> _WHAT NEEDS TO BE DONE_
Determine how many lines include the string "תקציבים". Output that number only.
─── SUPPLIED ENTRIES
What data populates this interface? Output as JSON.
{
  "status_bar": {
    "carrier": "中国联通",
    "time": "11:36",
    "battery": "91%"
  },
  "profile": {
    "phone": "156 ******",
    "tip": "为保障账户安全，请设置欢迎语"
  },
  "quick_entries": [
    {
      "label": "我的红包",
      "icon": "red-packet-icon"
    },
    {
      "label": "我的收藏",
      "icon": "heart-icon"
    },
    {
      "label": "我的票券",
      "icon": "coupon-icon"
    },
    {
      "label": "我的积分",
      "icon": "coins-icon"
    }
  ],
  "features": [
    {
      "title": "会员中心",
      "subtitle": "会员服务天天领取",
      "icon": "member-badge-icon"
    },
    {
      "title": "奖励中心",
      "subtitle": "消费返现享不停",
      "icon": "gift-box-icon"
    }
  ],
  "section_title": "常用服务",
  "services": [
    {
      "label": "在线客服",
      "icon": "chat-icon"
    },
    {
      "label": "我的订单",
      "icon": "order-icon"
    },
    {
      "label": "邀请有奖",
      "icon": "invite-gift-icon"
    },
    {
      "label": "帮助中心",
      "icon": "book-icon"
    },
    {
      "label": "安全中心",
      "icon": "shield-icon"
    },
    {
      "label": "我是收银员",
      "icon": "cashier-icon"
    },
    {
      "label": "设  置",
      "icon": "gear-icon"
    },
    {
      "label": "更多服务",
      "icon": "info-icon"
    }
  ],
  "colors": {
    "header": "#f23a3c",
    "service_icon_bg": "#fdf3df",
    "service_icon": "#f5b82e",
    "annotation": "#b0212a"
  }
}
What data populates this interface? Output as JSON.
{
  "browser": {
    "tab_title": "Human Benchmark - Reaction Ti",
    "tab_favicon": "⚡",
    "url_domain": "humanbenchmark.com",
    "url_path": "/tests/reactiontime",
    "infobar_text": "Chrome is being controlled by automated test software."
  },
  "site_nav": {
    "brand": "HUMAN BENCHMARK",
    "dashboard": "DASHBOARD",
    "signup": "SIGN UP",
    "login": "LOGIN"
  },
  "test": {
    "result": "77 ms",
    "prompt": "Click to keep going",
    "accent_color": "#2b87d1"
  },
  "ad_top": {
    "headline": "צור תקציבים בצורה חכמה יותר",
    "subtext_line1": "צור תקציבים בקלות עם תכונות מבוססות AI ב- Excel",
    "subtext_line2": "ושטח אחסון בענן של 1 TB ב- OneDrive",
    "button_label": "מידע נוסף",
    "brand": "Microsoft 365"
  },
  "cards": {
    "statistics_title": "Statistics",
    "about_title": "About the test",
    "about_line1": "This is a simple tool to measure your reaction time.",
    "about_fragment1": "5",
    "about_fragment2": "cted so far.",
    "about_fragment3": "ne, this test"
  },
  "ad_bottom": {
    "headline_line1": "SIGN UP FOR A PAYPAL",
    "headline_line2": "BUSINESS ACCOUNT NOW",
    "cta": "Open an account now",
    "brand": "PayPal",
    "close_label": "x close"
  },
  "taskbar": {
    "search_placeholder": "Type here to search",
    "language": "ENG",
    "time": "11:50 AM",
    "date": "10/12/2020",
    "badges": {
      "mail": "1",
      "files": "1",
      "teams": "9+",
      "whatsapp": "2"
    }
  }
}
──────
> _RESPONSE TO THE EXERCISE_
2